▶ _The request_
Show every line that has the string "transform" in it.

[Data items]
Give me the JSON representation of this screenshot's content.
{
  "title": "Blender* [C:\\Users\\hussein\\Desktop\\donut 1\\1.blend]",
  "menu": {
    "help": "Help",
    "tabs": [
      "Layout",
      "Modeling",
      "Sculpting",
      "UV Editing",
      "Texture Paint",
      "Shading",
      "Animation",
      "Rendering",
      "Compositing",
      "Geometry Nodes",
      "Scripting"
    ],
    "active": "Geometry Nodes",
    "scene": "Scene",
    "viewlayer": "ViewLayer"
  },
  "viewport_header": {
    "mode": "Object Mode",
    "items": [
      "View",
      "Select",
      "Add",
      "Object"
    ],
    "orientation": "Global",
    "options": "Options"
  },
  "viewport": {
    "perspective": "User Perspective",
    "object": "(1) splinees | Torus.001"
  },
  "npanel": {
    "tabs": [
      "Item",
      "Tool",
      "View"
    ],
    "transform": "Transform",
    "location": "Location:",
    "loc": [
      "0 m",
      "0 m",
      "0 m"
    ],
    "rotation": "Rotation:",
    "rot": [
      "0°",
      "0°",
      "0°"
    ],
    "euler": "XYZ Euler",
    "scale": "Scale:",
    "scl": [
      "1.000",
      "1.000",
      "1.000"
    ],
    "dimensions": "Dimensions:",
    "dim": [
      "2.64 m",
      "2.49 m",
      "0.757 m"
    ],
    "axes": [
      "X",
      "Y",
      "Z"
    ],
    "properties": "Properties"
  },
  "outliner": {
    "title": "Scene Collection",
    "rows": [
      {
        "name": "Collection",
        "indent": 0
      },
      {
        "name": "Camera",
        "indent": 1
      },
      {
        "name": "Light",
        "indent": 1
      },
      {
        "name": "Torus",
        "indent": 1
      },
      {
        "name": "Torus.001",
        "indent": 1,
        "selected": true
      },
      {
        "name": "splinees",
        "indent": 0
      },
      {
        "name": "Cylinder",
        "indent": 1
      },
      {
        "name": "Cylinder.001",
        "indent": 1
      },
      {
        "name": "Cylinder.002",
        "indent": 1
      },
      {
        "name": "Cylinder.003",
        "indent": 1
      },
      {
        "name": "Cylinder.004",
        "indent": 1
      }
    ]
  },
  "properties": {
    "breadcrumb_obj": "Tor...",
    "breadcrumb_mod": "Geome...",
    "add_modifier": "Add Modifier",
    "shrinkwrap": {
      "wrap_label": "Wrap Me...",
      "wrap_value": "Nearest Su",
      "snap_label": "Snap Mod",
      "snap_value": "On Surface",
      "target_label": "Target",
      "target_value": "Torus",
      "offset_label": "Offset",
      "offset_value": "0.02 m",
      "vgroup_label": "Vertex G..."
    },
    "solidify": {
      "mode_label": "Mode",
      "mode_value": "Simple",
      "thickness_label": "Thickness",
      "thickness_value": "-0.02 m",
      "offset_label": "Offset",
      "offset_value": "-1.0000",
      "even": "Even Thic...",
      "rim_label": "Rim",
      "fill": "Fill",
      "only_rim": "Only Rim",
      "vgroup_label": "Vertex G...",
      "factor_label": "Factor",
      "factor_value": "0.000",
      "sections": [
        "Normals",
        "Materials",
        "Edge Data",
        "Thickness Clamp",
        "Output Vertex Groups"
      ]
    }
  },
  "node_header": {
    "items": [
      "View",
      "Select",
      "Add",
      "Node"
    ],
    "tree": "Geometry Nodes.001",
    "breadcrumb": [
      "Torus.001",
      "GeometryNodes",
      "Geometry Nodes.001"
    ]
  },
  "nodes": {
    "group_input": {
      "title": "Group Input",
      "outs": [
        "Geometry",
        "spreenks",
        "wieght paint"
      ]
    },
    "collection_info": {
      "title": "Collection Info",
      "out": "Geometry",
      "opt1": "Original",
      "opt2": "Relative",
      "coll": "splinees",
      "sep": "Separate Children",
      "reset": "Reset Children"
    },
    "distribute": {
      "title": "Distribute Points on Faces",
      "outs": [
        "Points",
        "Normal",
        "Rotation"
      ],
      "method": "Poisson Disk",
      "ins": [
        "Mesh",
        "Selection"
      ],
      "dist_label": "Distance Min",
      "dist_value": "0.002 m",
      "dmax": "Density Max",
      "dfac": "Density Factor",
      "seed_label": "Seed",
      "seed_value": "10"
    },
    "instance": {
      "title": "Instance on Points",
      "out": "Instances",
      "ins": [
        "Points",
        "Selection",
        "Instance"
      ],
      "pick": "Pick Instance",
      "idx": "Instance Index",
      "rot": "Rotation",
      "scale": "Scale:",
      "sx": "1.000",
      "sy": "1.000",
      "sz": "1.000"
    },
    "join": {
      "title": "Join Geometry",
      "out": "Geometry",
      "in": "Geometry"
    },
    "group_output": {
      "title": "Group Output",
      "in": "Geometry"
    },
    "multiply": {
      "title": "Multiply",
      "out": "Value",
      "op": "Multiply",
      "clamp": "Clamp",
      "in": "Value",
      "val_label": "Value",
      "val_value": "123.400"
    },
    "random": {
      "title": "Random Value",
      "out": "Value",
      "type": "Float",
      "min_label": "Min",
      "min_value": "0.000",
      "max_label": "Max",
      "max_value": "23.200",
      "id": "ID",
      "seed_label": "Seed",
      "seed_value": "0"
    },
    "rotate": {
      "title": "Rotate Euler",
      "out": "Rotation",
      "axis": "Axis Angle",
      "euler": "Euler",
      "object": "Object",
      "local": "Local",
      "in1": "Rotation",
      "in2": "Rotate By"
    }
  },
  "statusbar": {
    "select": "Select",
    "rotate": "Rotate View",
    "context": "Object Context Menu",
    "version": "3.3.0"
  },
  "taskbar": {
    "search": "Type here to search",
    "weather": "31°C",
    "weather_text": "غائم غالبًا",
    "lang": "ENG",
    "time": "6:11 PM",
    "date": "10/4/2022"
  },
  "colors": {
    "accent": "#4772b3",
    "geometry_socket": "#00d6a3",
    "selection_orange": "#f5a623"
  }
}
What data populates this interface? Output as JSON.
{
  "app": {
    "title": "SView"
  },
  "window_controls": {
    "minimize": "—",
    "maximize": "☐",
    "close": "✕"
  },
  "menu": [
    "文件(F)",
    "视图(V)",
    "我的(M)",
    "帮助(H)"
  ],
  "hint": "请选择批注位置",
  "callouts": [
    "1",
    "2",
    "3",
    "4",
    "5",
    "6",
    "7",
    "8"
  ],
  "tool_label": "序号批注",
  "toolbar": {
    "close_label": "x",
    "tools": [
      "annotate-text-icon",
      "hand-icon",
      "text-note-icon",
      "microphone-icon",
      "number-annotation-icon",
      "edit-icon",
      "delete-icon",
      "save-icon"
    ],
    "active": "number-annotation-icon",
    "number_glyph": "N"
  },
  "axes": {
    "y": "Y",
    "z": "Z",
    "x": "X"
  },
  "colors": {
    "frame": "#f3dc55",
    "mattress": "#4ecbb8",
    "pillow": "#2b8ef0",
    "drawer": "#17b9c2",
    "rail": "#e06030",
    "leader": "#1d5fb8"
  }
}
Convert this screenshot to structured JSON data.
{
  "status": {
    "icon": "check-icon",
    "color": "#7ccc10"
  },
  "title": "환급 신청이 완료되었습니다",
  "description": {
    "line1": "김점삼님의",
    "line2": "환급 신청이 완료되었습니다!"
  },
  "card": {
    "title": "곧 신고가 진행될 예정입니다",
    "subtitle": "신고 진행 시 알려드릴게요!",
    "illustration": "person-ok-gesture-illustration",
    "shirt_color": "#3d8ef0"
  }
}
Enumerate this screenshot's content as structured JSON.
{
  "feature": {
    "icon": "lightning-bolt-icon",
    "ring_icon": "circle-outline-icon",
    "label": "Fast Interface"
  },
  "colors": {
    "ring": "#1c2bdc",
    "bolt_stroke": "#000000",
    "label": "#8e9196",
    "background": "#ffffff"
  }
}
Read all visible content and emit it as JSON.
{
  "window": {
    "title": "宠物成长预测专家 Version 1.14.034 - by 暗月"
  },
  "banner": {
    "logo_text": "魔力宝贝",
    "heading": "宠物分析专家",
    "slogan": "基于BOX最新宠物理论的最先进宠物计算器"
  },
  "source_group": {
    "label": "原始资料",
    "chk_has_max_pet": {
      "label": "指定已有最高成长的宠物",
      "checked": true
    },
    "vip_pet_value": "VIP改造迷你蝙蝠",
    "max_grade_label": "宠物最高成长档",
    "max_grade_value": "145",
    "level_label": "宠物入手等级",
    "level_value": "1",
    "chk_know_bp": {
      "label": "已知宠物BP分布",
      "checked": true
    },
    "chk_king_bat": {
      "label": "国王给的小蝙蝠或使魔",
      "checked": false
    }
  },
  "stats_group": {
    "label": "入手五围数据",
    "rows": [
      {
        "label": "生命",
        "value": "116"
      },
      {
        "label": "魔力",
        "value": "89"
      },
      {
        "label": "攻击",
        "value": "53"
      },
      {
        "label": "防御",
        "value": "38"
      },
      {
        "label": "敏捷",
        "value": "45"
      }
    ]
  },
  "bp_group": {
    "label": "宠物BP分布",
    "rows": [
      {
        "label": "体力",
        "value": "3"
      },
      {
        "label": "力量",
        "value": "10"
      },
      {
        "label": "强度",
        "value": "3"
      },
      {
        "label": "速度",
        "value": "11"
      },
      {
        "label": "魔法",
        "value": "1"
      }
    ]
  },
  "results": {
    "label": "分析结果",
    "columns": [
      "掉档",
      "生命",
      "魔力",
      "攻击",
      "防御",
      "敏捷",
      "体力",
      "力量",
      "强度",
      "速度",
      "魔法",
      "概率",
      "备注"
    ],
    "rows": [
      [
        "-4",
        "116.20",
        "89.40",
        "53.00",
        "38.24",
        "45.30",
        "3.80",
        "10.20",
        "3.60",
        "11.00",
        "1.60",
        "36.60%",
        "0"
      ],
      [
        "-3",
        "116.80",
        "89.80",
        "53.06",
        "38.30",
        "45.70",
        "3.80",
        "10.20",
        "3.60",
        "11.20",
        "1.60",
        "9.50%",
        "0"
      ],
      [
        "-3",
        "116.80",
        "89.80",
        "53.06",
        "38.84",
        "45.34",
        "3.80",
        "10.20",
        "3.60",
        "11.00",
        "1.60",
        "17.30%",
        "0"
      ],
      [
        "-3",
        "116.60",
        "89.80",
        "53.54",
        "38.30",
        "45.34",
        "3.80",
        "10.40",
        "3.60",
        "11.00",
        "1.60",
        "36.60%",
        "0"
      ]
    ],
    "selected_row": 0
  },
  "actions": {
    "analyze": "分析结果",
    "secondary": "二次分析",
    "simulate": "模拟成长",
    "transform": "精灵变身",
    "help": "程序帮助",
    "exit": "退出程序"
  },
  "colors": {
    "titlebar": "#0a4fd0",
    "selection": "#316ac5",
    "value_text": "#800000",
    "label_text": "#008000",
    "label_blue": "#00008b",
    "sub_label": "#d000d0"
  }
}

▶ _Right answer_
    "transform": "Transform",
    "transform": "精灵变身",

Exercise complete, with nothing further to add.